Data records:
◇ ◇ ◇

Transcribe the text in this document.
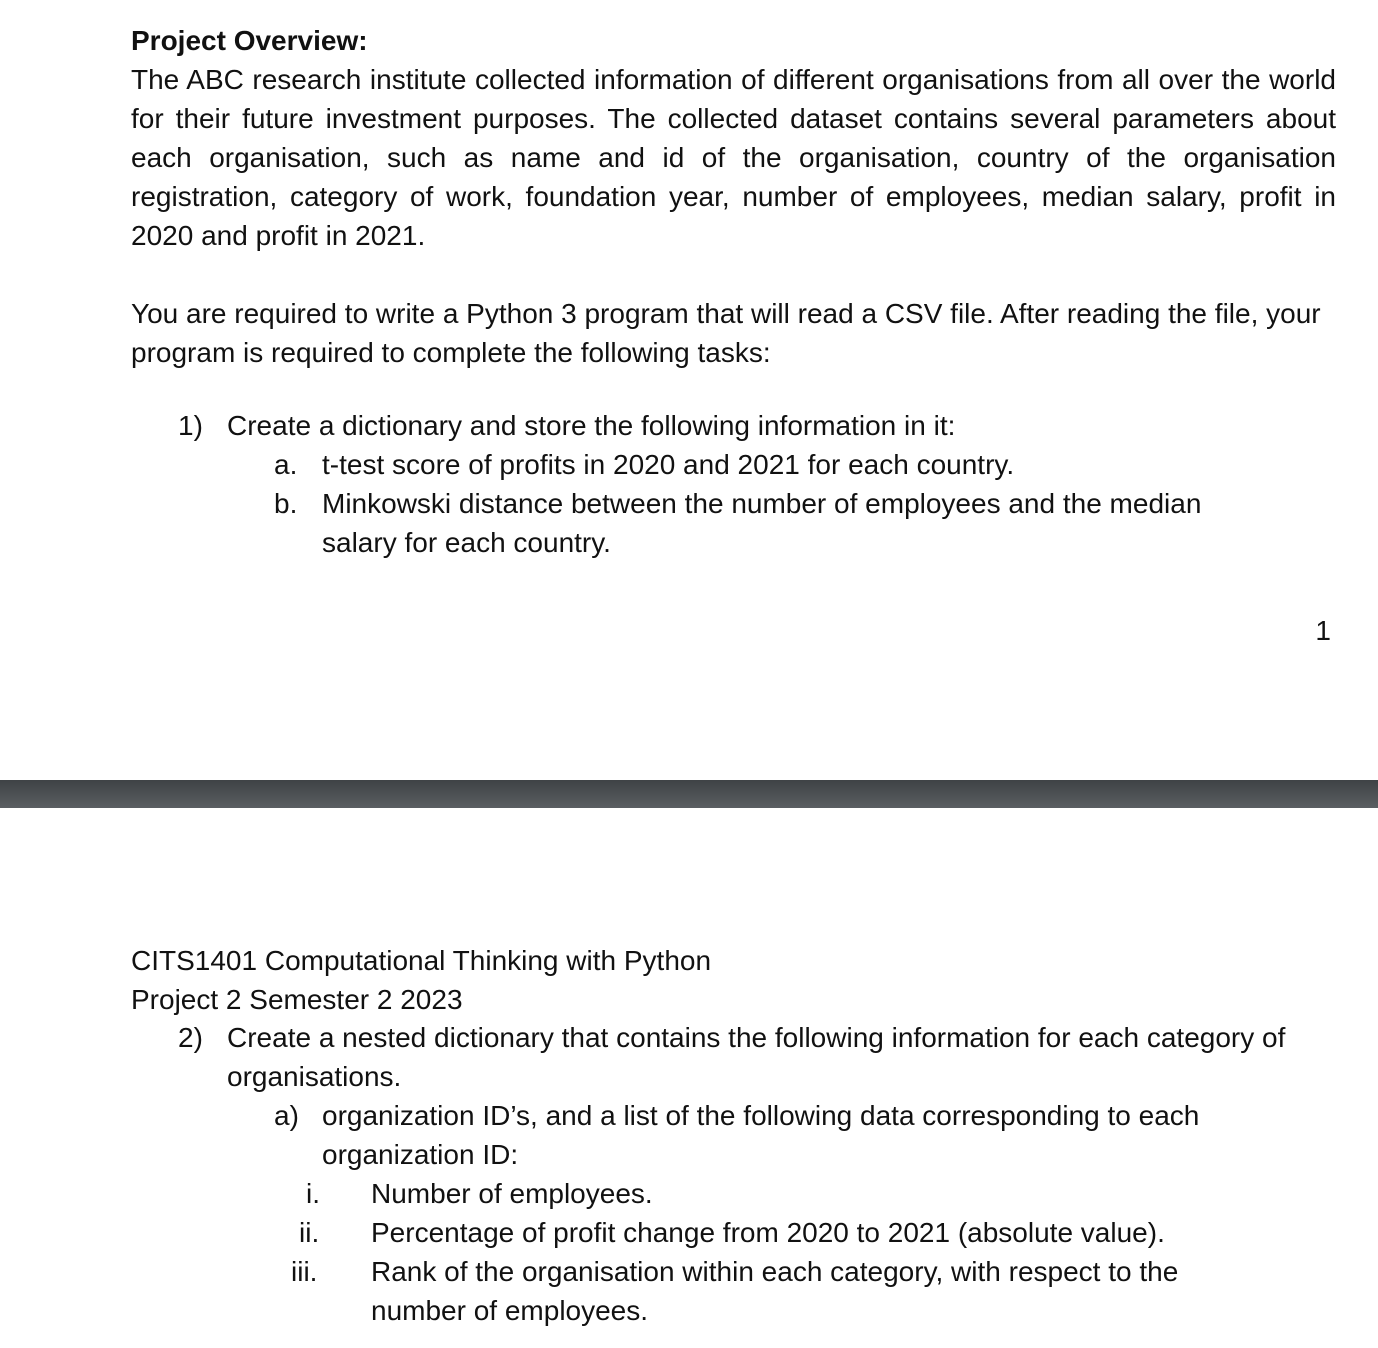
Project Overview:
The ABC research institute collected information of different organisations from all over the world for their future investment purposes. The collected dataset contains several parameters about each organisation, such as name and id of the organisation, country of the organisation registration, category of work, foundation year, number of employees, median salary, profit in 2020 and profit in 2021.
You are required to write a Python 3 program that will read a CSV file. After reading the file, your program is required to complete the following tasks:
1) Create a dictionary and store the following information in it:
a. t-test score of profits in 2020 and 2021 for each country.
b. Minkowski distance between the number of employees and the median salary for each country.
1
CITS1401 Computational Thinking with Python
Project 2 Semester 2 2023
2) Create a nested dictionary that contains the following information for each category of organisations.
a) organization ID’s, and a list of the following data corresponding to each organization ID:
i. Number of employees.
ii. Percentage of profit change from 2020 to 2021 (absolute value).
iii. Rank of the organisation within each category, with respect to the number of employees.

◇ ◇ ◇

Required task -
Transcribe the whole listing exactly. Pictures stay out of your copy.

Reply -
Transcribe the text in this document.
Project Overview:
The ABC research institute collected information of different organisations from all over the world for their future investment purposes. The collected dataset contains several parameters about each organisation, such as name and id of the organisation, country of the organisation registration, category of work, foundation year, number of employees, median salary, profit in 2020 and profit in 2021.
You are required to write a Python 3 program that will read a CSV file. After reading the file, your program is required to complete the following tasks:
1) Create a dictionary and store the following information in it:
a. t-test score of profits in 2020 and 2021 for each country.
b. Minkowski distance between the number of employees and the median salary for each country.
1
CITS1401 Computational Thinking with Python
Project 2 Semester 2 2023
2) Create a nested dictionary that contains the following information for each category of organisations.
a) organization ID’s, and a list of the following data corresponding to each organization ID:
i. Number of employees.
ii. Percentage of profit change from 2020 to 2021 (absolute value).
iii. Rank of the organisation within each category, with respect to the number of employees.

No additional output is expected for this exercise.